Restate the full listing word for word and leave the pictures out.

Begin PROVIDED RECORDS

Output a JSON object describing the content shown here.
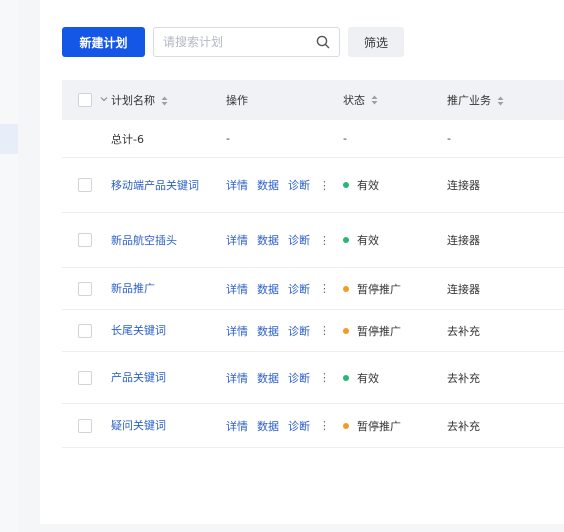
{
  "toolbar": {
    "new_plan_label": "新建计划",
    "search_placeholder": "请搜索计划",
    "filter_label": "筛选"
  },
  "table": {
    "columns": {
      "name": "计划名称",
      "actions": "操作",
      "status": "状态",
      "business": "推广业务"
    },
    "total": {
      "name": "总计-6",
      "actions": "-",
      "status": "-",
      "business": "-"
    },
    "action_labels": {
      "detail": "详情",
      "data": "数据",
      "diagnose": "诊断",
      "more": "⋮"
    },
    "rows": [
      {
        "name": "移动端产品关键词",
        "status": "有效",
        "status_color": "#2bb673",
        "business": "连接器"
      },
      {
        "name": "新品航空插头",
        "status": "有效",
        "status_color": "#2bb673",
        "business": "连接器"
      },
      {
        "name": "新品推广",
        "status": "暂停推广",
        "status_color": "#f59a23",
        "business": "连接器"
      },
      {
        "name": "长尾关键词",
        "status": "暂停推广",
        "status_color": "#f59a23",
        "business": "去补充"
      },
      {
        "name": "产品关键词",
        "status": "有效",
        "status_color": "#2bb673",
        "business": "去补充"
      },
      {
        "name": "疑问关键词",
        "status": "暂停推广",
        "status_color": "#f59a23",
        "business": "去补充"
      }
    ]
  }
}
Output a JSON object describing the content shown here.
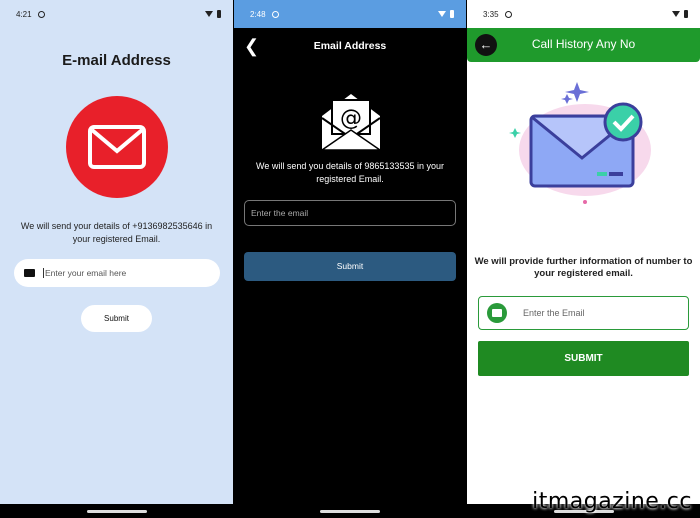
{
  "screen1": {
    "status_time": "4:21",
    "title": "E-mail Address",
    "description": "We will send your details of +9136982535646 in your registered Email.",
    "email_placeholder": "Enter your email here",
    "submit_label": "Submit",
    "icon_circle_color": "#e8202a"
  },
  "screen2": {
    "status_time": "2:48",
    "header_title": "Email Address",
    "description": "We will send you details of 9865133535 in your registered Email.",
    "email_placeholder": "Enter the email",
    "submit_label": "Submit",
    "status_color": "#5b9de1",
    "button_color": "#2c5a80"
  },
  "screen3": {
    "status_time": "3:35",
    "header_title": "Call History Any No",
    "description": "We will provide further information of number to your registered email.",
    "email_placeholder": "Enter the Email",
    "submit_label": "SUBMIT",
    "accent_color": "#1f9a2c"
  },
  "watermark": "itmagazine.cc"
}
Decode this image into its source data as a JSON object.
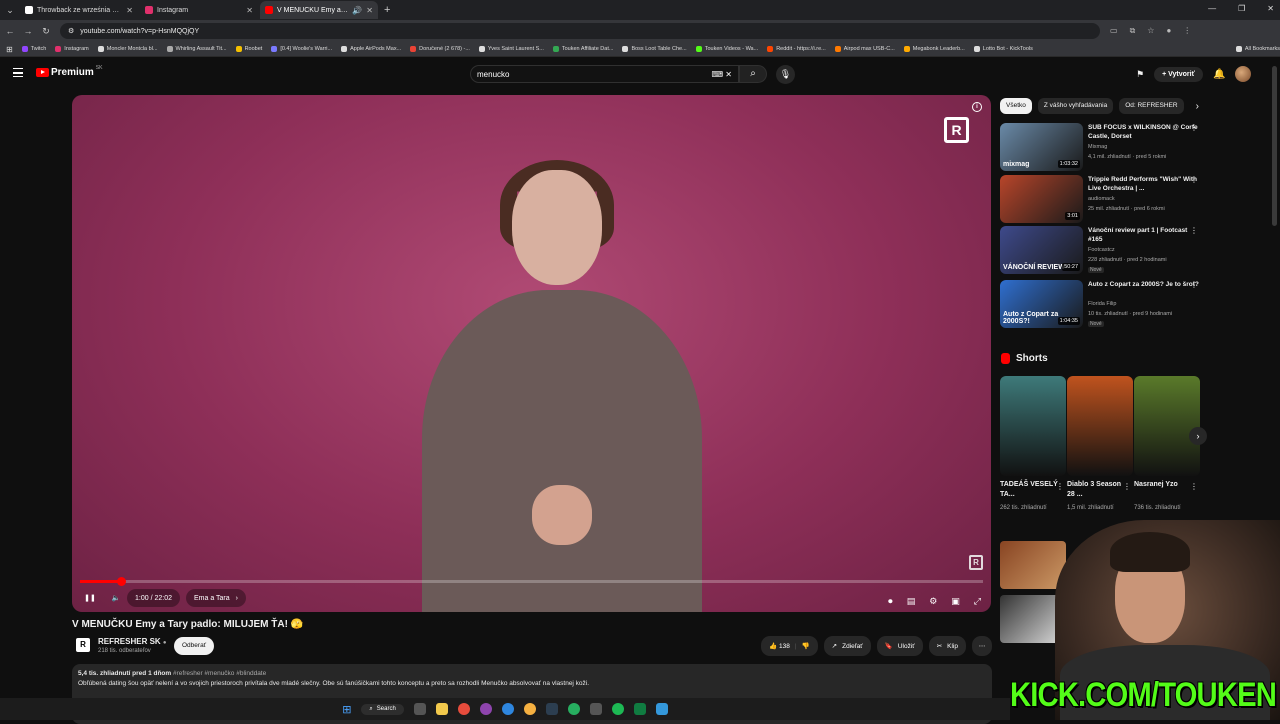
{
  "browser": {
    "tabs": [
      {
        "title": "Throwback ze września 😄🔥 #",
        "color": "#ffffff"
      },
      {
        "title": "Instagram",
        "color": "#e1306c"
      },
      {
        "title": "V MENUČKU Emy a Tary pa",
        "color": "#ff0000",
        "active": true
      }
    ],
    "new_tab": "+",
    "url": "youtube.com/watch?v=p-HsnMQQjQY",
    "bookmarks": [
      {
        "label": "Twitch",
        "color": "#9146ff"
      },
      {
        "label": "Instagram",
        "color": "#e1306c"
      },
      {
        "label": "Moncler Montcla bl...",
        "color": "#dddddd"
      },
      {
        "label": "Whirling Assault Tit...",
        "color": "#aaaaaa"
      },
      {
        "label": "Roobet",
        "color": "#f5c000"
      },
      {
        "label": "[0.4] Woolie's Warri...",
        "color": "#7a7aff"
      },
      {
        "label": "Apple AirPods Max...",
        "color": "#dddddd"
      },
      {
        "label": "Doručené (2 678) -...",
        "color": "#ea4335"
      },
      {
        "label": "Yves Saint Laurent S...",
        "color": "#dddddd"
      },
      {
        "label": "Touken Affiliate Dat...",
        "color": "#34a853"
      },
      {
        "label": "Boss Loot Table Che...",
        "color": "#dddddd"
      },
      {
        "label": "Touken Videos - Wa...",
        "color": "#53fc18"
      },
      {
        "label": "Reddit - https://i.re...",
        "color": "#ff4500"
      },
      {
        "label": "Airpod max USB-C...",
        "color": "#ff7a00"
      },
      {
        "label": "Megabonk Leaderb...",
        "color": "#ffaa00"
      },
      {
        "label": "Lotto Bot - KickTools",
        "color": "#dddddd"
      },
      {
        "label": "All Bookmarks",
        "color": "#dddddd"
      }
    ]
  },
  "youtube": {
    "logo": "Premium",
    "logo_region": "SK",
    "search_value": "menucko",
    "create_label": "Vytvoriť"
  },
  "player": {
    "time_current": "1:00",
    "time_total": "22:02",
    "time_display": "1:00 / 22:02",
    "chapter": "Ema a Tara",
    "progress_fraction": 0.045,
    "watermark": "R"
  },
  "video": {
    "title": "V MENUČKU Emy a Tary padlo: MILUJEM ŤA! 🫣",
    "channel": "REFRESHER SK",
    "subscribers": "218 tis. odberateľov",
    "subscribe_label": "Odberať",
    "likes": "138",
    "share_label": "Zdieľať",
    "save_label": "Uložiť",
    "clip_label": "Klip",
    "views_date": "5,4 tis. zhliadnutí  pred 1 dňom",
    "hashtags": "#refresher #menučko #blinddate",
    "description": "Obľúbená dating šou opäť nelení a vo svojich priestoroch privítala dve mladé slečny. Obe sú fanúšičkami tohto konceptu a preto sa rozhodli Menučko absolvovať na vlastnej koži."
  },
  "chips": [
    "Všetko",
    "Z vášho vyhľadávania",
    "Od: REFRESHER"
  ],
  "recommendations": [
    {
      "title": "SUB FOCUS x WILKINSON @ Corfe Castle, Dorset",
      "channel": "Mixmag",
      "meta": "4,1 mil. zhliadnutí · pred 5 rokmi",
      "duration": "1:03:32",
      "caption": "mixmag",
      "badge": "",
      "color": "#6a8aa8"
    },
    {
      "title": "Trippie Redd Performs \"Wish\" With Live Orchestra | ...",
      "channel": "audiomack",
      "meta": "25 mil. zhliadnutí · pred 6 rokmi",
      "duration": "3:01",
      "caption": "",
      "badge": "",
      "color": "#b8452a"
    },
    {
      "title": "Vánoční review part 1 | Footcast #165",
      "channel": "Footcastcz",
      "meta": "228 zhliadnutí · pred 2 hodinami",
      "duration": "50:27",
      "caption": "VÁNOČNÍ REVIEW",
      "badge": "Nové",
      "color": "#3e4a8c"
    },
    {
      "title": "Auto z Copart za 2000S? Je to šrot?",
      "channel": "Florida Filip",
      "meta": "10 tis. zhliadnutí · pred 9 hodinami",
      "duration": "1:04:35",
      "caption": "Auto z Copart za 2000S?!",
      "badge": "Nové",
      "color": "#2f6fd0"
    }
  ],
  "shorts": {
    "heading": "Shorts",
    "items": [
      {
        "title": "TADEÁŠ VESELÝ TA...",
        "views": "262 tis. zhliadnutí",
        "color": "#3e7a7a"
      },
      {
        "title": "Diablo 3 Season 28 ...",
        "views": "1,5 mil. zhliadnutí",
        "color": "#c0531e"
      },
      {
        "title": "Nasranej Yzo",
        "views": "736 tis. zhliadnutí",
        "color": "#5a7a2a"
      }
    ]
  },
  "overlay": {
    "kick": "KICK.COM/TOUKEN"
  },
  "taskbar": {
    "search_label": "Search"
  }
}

End PROVIDED RECORDS

▶ _REPLY TO THE EXERCISE_:
Output a JSON object describing the content shown here.
{
  "toolbar": {
    "new_plan_label": "新建计划",
    "search_placeholder": "请搜索计划",
    "filter_label": "筛选"
  },
  "table": {
    "columns": {
      "name": "计划名称",
      "actions": "操作",
      "status": "状态",
      "business": "推广业务"
    },
    "total": {
      "name": "总计-6",
      "actions": "-",
      "status": "-",
      "business": "-"
    },
    "action_labels": {
      "detail": "详情",
      "data": "数据",
      "diagnose": "诊断",
      "more": "⋮"
    },
    "rows": [
      {
        "name": "移动端产品关键词",
        "status": "有效",
        "status_color": "#2bb673",
        "business": "连接器"
      },
      {
        "name": "新品航空插头",
        "status": "有效",
        "status_color": "#2bb673",
        "business": "连接器"
      },
      {
        "name": "新品推广",
        "status": "暂停推广",
        "status_color": "#f59a23",
        "business": "连接器"
      },
      {
        "name": "长尾关键词",
        "status": "暂停推广",
        "status_color": "#f59a23",
        "business": "去补充"
      },
      {
        "name": "产品关键词",
        "status": "有效",
        "status_color": "#2bb673",
        "business": "去补充"
      },
      {
        "name": "疑问关键词",
        "status": "暂停推广",
        "status_color": "#f59a23",
        "business": "去补充"
      }
    ]
  }
}
Output a JSON object describing the content shown here.
{
  "screen1": {
    "status_time": "4:21",
    "title": "E-mail Address",
    "description": "We will send your details of +9136982535646 in your registered Email.",
    "email_placeholder": "Enter your email here",
    "submit_label": "Submit",
    "icon_circle_color": "#e8202a"
  },
  "screen2": {
    "status_time": "2:48",
    "header_title": "Email Address",
    "description": "We will send you details of 9865133535 in your registered Email.",
    "email_placeholder": "Enter the email",
    "submit_label": "Submit",
    "status_color": "#5b9de1",
    "button_color": "#2c5a80"
  },
  "screen3": {
    "status_time": "3:35",
    "header_title": "Call History Any No",
    "description": "We will provide further information of number to your registered email.",
    "email_placeholder": "Enter the Email",
    "submit_label": "SUBMIT",
    "accent_color": "#1f9a2c"
  },
  "watermark": "itmagazine.cc"
}
Decode this image into its source data as a JSON object.
{
  "browser": {
    "tabs": [
      {
        "title": "Throwback ze września 😄🔥 #",
        "color": "#ffffff"
      },
      {
        "title": "Instagram",
        "color": "#e1306c"
      },
      {
        "title": "V MENUČKU Emy a Tary pa",
        "color": "#ff0000",
        "active": true
      }
    ],
    "new_tab": "+",
    "url": "youtube.com/watch?v=p-HsnMQQjQY",
    "bookmarks": [
      {
        "label": "Twitch",
        "color": "#9146ff"
      },
      {
        "label": "Instagram",
        "color": "#e1306c"
      },
      {
        "label": "Moncler Montcla bl...",
        "color": "#dddddd"
      },
      {
        "label": "Whirling Assault Tit...",
        "color": "#aaaaaa"
      },
      {
        "label": "Roobet",
        "color": "#f5c000"
      },
      {
        "label": "[0.4] Woolie's Warri...",
        "color": "#7a7aff"
      },
      {
        "label": "Apple AirPods Max...",
        "color": "#dddddd"
      },
      {
        "label": "Doručené (2 678) -...",
        "color": "#ea4335"
      },
      {
        "label": "Yves Saint Laurent S...",
        "color": "#dddddd"
      },
      {
        "label": "Touken Affiliate Dat...",
        "color": "#34a853"
      },
      {
        "label": "Boss Loot Table Che...",
        "color": "#dddddd"
      },
      {
        "label": "Touken Videos - Wa...",
        "color": "#53fc18"
      },
      {
        "label": "Reddit - https://i.re...",
        "color": "#ff4500"
      },
      {
        "label": "Airpod max USB-C...",
        "color": "#ff7a00"
      },
      {
        "label": "Megabonk Leaderb...",
        "color": "#ffaa00"
      },
      {
        "label": "Lotto Bot - KickTools",
        "color": "#dddddd"
      },
      {
        "label": "All Bookmarks",
        "color": "#dddddd"
      }
    ]
  },
  "youtube": {
    "logo": "Premium",
    "logo_region": "SK",
    "search_value": "menucko",
    "create_label": "Vytvoriť"
  },
  "player": {
    "time_current": "1:00",
    "time_total": "22:02",
    "time_display": "1:00 / 22:02",
    "chapter": "Ema a Tara",
    "progress_fraction": 0.045,
    "watermark": "R"
  },
  "video": {
    "title": "V MENUČKU Emy a Tary padlo: MILUJEM ŤA! 🫣",
    "channel": "REFRESHER SK",
    "subscribers": "218 tis. odberateľov",
    "subscribe_label": "Odberať",
    "likes": "138",
    "share_label": "Zdieľať",
    "save_label": "Uložiť",
    "clip_label": "Klip",
    "views_date": "5,4 tis. zhliadnutí  pred 1 dňom",
    "hashtags": "#refresher #menučko #blinddate",
    "description": "Obľúbená dating šou opäť nelení a vo svojich priestoroch privítala dve mladé slečny. Obe sú fanúšičkami tohto konceptu a preto sa rozhodli Menučko absolvovať na vlastnej koži."
  },
  "chips": [
    "Všetko",
    "Z vášho vyhľadávania",
    "Od: REFRESHER"
  ],
  "recommendations": [
    {
      "title": "SUB FOCUS x WILKINSON @ Corfe Castle, Dorset",
      "channel": "Mixmag",
      "meta": "4,1 mil. zhliadnutí · pred 5 rokmi",
      "duration": "1:03:32",
      "caption": "mixmag",
      "badge": "",
      "color": "#6a8aa8"
    },
    {
      "title": "Trippie Redd Performs \"Wish\" With Live Orchestra | ...",
      "channel": "audiomack",
      "meta": "25 mil. zhliadnutí · pred 6 rokmi",
      "duration": "3:01",
      "caption": "",
      "badge": "",
      "color": "#b8452a"
    },
    {
      "title": "Vánoční review part 1 | Footcast #165",
      "channel": "Footcastcz",
      "meta": "228 zhliadnutí · pred 2 hodinami",
      "duration": "50:27",
      "caption": "VÁNOČNÍ REVIEW",
      "badge": "Nové",
      "color": "#3e4a8c"
    },
    {
      "title": "Auto z Copart za 2000S? Je to šrot?",
      "channel": "Florida Filip",
      "meta": "10 tis. zhliadnutí · pred 9 hodinami",
      "duration": "1:04:35",
      "caption": "Auto z Copart za 2000S?!",
      "badge": "Nové",
      "color": "#2f6fd0"
    }
  ],
  "shorts": {
    "heading": "Shorts",
    "items": [
      {
        "title": "TADEÁŠ VESELÝ TA...",
        "views": "262 tis. zhliadnutí",
        "color": "#3e7a7a"
      },
      {
        "title": "Diablo 3 Season 28 ...",
        "views": "1,5 mil. zhliadnutí",
        "color": "#c0531e"
      },
      {
        "title": "Nasranej Yzo",
        "views": "736 tis. zhliadnutí",
        "color": "#5a7a2a"
      }
    ]
  },
  "overlay": {
    "kick": "KICK.COM/TOUKEN"
  },
  "taskbar": {
    "search_label": "Search"
  }
}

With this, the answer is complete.